→ WORK INSTRUCTIONS
Restate each of the lines below word for word and drop every picture.

|---|

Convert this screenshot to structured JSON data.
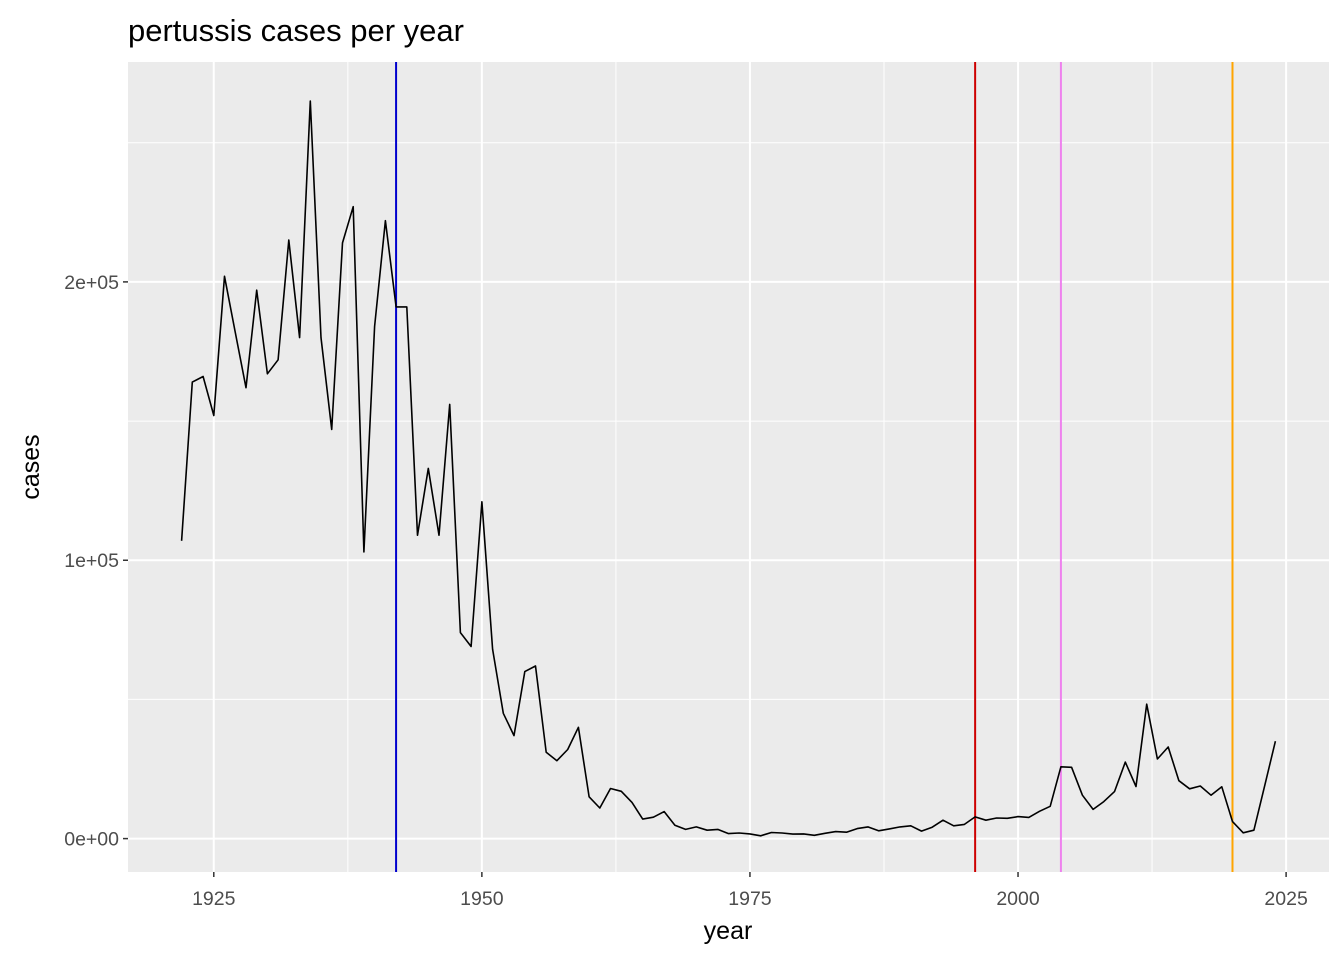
{
  "chart_data": {
    "type": "line",
    "title": "pertussis cases per year",
    "xlabel": "year",
    "ylabel": "cases",
    "xlim": [
      1917,
      2029
    ],
    "ylim": [
      -12000,
      279000
    ],
    "x_ticks": [
      1925,
      1950,
      1975,
      2000,
      2025
    ],
    "y_ticks": [
      0,
      100000,
      200000
    ],
    "y_tick_labels": [
      "0e+00",
      "1e+05",
      "2e+05"
    ],
    "grid": true,
    "background_color": "#ebebeb",
    "line_color": "#000000",
    "series": [
      {
        "x": [
          1922,
          1923,
          1924,
          1925,
          1926,
          1927,
          1928,
          1929,
          1930,
          1931,
          1932,
          1933,
          1934,
          1935,
          1936,
          1937,
          1938,
          1939,
          1940,
          1941,
          1942,
          1943,
          1944,
          1945,
          1946,
          1947,
          1948,
          1949,
          1950,
          1951,
          1952,
          1953,
          1954,
          1955,
          1956,
          1957,
          1958,
          1959,
          1960,
          1961,
          1962,
          1963,
          1964,
          1965,
          1966,
          1967,
          1968,
          1969,
          1970,
          1971,
          1972,
          1973,
          1974,
          1975,
          1976,
          1977,
          1978,
          1979,
          1980,
          1981,
          1982,
          1983,
          1984,
          1985,
          1986,
          1987,
          1988,
          1989,
          1990,
          1991,
          1992,
          1993,
          1994,
          1995,
          1996,
          1997,
          1998,
          1999,
          2000,
          2001,
          2002,
          2003,
          2004,
          2005,
          2006,
          2007,
          2008,
          2009,
          2010,
          2011,
          2012,
          2013,
          2014,
          2015,
          2016,
          2017,
          2018,
          2019,
          2020,
          2021,
          2022,
          2023,
          2024
        ],
        "y": [
          107000,
          164000,
          166000,
          152000,
          202000,
          182000,
          162000,
          197000,
          167000,
          172000,
          215000,
          180000,
          265000,
          180000,
          147000,
          214000,
          227000,
          103000,
          184000,
          222000,
          191000,
          191000,
          109000,
          133000,
          109000,
          156000,
          74000,
          69000,
          121000,
          68000,
          45000,
          37000,
          60000,
          62000,
          31000,
          28000,
          32000,
          40000,
          15000,
          11000,
          18000,
          17000,
          13000,
          7000,
          7700,
          9700,
          4800,
          3300,
          4200,
          3000,
          3300,
          1800,
          2000,
          1700,
          1000,
          2200,
          2000,
          1600,
          1700,
          1200,
          1900,
          2500,
          2300,
          3600,
          4200,
          2800,
          3500,
          4200,
          4600,
          2700,
          4100,
          6600,
          4600,
          5100,
          7800,
          6600,
          7400,
          7300,
          7900,
          7600,
          9800,
          11600,
          25800,
          25600,
          15600,
          10500,
          13300,
          16900,
          27500,
          18700,
          48300,
          28600,
          32900,
          20800,
          17900,
          18900,
          15600,
          18600,
          6100,
          2100,
          3000,
          19000,
          35000
        ]
      }
    ],
    "reference_lines": [
      {
        "x": 1942,
        "color": "#0000cd"
      },
      {
        "x": 1996,
        "color": "#cd0000"
      },
      {
        "x": 2004,
        "color": "#ee82ee"
      },
      {
        "x": 2020,
        "color": "#ffa500"
      }
    ]
  }
}
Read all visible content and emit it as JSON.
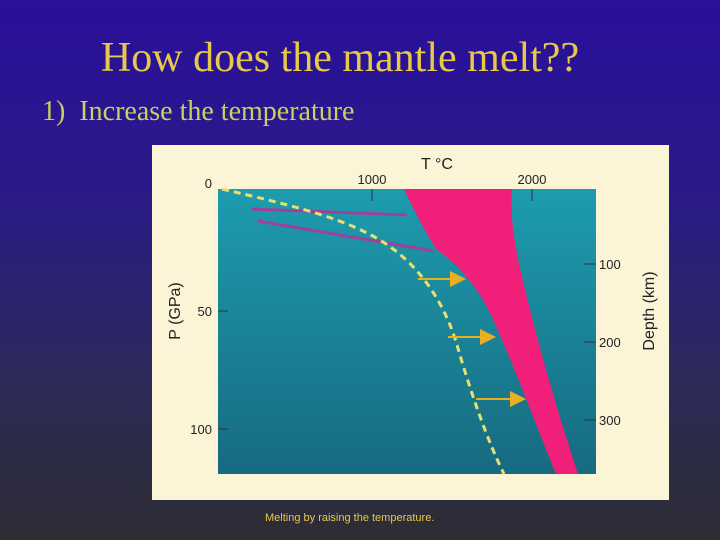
{
  "slide": {
    "title": "How does the mantle melt??",
    "bullet_number": "1)",
    "bullet_text": "Increase the temperature",
    "caption": "Melting by raising the temperature."
  },
  "figure": {
    "top_axis_label": "T °C",
    "top_ticks": [
      "1000",
      "2000"
    ],
    "left_axis_label": "P (GPa)",
    "left_ticks": [
      "0",
      "50",
      "100"
    ],
    "right_axis_label": "Depth (km)",
    "right_ticks": [
      "100",
      "200",
      "300"
    ],
    "colors": {
      "plot_background": "#1e8fa0",
      "melt_region": "#f0207a",
      "geotherm_dashed": "#e8e070",
      "solidus_lines": "#a0409a",
      "arrows": "#e8b020",
      "figure_background": "#fbf4d6"
    }
  }
}
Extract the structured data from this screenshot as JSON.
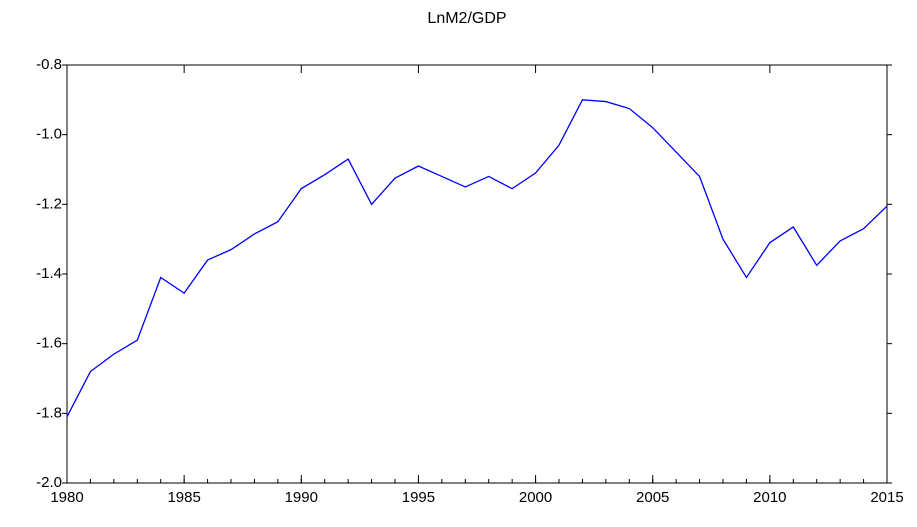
{
  "chart_data": {
    "type": "line",
    "title": "LnM2/GDP",
    "x": [
      1980,
      1981,
      1982,
      1983,
      1984,
      1985,
      1986,
      1987,
      1988,
      1989,
      1990,
      1991,
      1992,
      1993,
      1994,
      1995,
      1996,
      1997,
      1998,
      1999,
      2000,
      2001,
      2002,
      2003,
      2004,
      2005,
      2006,
      2007,
      2008,
      2009,
      2010,
      2011,
      2012,
      2013,
      2014,
      2015
    ],
    "series": [
      {
        "color": "#0000ff",
        "values": [
          -1.81,
          -1.68,
          -1.63,
          -1.59,
          -1.41,
          -1.455,
          -1.36,
          -1.33,
          -1.285,
          -1.25,
          -1.155,
          -1.115,
          -1.07,
          -1.2,
          -1.125,
          -1.09,
          -1.12,
          -1.15,
          -1.12,
          -1.155,
          -1.11,
          -1.03,
          -0.9,
          -0.905,
          -0.925,
          -0.98,
          -1.05,
          -1.12,
          -1.3,
          -1.41,
          -1.31,
          -1.265,
          -1.375,
          -1.305,
          -1.27,
          -1.205
        ]
      }
    ],
    "xlim": [
      1980,
      2015
    ],
    "xticks": [
      1980,
      1985,
      1990,
      1995,
      2000,
      2005,
      2010,
      2015
    ],
    "ylim": [
      -2.0,
      -0.8
    ],
    "yticks": [
      {
        "value": -2.0,
        "label": "-2.0"
      },
      -1.8,
      -1.6,
      -1.4,
      -1.2,
      {
        "value": -1.0,
        "label": "-1.0"
      },
      -0.8
    ],
    "grid": false
  }
}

|---|

→ WRITTEN SOLUTION
Convert this screenshot to structured JSON data.
{
  "chart_data": {
    "type": "line",
    "title": "pertussis cases per year",
    "xlabel": "year",
    "ylabel": "cases",
    "xlim": [
      1917,
      2029
    ],
    "ylim": [
      -12000,
      279000
    ],
    "x_ticks": [
      1925,
      1950,
      1975,
      2000,
      2025
    ],
    "y_ticks": [
      0,
      100000,
      200000
    ],
    "y_tick_labels": [
      "0e+00",
      "1e+05",
      "2e+05"
    ],
    "grid": true,
    "background_color": "#ebebeb",
    "line_color": "#000000",
    "series": [
      {
        "x": [
          1922,
          1923,
          1924,
          1925,
          1926,
          1927,
          1928,
          1929,
          1930,
          1931,
          1932,
          1933,
          1934,
          1935,
          1936,
          1937,
          1938,
          1939,
          1940,
          1941,
          1942,
          1943,
          1944,
          1945,
          1946,
          1947,
          1948,
          1949,
          1950,
          1951,
          1952,
          1953,
          1954,
          1955,
          1956,
          1957,
          1958,
          1959,
          1960,
          1961,
          1962,
          1963,
          1964,
          1965,
          1966,
          1967,
          1968,
          1969,
          1970,
          1971,
          1972,
          1973,
          1974,
          1975,
          1976,
          1977,
          1978,
          1979,
          1980,
          1981,
          1982,
          1983,
          1984,
          1985,
          1986,
          1987,
          1988,
          1989,
          1990,
          1991,
          1992,
          1993,
          1994,
          1995,
          1996,
          1997,
          1998,
          1999,
          2000,
          2001,
          2002,
          2003,
          2004,
          2005,
          2006,
          2007,
          2008,
          2009,
          2010,
          2011,
          2012,
          2013,
          2014,
          2015,
          2016,
          2017,
          2018,
          2019,
          2020,
          2021,
          2022,
          2023,
          2024
        ],
        "y": [
          107000,
          164000,
          166000,
          152000,
          202000,
          182000,
          162000,
          197000,
          167000,
          172000,
          215000,
          180000,
          265000,
          180000,
          147000,
          214000,
          227000,
          103000,
          184000,
          222000,
          191000,
          191000,
          109000,
          133000,
          109000,
          156000,
          74000,
          69000,
          121000,
          68000,
          45000,
          37000,
          60000,
          62000,
          31000,
          28000,
          32000,
          40000,
          15000,
          11000,
          18000,
          17000,
          13000,
          7000,
          7700,
          9700,
          4800,
          3300,
          4200,
          3000,
          3300,
          1800,
          2000,
          1700,
          1000,
          2200,
          2000,
          1600,
          1700,
          1200,
          1900,
          2500,
          2300,
          3600,
          4200,
          2800,
          3500,
          4200,
          4600,
          2700,
          4100,
          6600,
          4600,
          5100,
          7800,
          6600,
          7400,
          7300,
          7900,
          7600,
          9800,
          11600,
          25800,
          25600,
          15600,
          10500,
          13300,
          16900,
          27500,
          18700,
          48300,
          28600,
          32900,
          20800,
          17900,
          18900,
          15600,
          18600,
          6100,
          2100,
          3000,
          19000,
          35000
        ]
      }
    ],
    "reference_lines": [
      {
        "x": 1942,
        "color": "#0000cd"
      },
      {
        "x": 1996,
        "color": "#cd0000"
      },
      {
        "x": 2004,
        "color": "#ee82ee"
      },
      {
        "x": 2020,
        "color": "#ffa500"
      }
    ]
  }
}
Read all visible content and emit it as JSON.
{
  "slide": {
    "title": "How does the mantle melt??",
    "bullet_number": "1)",
    "bullet_text": "Increase the temperature",
    "caption": "Melting by raising the temperature."
  },
  "figure": {
    "top_axis_label": "T °C",
    "top_ticks": [
      "1000",
      "2000"
    ],
    "left_axis_label": "P (GPa)",
    "left_ticks": [
      "0",
      "50",
      "100"
    ],
    "right_axis_label": "Depth (km)",
    "right_ticks": [
      "100",
      "200",
      "300"
    ],
    "colors": {
      "plot_background": "#1e8fa0",
      "melt_region": "#f0207a",
      "geotherm_dashed": "#e8e070",
      "solidus_lines": "#a0409a",
      "arrows": "#e8b020",
      "figure_background": "#fbf4d6"
    }
  }
}
Extract the structured data from this screenshot as JSON.
{
  "chart_data": {
    "type": "line",
    "title": "LnM2/GDP",
    "x": [
      1980,
      1981,
      1982,
      1983,
      1984,
      1985,
      1986,
      1987,
      1988,
      1989,
      1990,
      1991,
      1992,
      1993,
      1994,
      1995,
      1996,
      1997,
      1998,
      1999,
      2000,
      2001,
      2002,
      2003,
      2004,
      2005,
      2006,
      2007,
      2008,
      2009,
      2010,
      2011,
      2012,
      2013,
      2014,
      2015
    ],
    "series": [
      {
        "color": "#0000ff",
        "values": [
          -1.81,
          -1.68,
          -1.63,
          -1.59,
          -1.41,
          -1.455,
          -1.36,
          -1.33,
          -1.285,
          -1.25,
          -1.155,
          -1.115,
          -1.07,
          -1.2,
          -1.125,
          -1.09,
          -1.12,
          -1.15,
          -1.12,
          -1.155,
          -1.11,
          -1.03,
          -0.9,
          -0.905,
          -0.925,
          -0.98,
          -1.05,
          -1.12,
          -1.3,
          -1.41,
          -1.31,
          -1.265,
          -1.375,
          -1.305,
          -1.27,
          -1.205
        ]
      }
    ],
    "xlim": [
      1980,
      2015
    ],
    "xticks": [
      1980,
      1985,
      1990,
      1995,
      2000,
      2005,
      2010,
      2015
    ],
    "ylim": [
      -2.0,
      -0.8
    ],
    "yticks": [
      {
        "value": -2.0,
        "label": "-2.0"
      },
      -1.8,
      -1.6,
      -1.4,
      -1.2,
      {
        "value": -1.0,
        "label": "-1.0"
      },
      -0.8
    ],
    "grid": false
  }
}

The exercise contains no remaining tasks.